◆ Task description
Lines that contain "experience" are to be counted; give only their number.

%%

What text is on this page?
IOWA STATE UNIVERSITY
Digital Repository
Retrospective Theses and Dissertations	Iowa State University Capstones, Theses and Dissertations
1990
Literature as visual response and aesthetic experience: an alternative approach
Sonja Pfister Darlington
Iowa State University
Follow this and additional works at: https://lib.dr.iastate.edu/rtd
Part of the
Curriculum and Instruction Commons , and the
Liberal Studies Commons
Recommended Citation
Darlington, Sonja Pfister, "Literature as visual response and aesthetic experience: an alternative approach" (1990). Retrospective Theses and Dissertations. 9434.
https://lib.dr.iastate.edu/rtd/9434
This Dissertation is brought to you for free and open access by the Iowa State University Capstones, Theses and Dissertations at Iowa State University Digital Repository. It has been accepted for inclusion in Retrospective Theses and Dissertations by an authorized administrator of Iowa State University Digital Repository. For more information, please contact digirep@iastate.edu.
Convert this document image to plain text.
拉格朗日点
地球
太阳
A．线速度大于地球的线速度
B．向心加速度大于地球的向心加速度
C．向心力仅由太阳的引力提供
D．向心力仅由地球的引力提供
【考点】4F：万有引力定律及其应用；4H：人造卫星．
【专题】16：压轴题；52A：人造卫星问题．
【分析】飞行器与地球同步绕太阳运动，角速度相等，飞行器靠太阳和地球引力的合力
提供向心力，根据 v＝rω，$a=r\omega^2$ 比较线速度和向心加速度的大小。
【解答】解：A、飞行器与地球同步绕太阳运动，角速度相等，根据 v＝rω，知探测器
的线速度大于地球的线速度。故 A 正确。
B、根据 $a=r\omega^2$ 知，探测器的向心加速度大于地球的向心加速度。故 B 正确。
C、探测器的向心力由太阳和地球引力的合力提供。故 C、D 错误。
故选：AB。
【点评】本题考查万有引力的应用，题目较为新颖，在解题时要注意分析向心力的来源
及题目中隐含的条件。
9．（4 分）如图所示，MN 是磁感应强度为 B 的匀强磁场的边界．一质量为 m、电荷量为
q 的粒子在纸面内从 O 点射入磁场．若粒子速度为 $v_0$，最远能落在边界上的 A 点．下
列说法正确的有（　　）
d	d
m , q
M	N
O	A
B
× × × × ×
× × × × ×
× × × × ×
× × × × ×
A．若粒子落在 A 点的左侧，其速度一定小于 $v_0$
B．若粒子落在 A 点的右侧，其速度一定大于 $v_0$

%%

◆ Answer for the task
2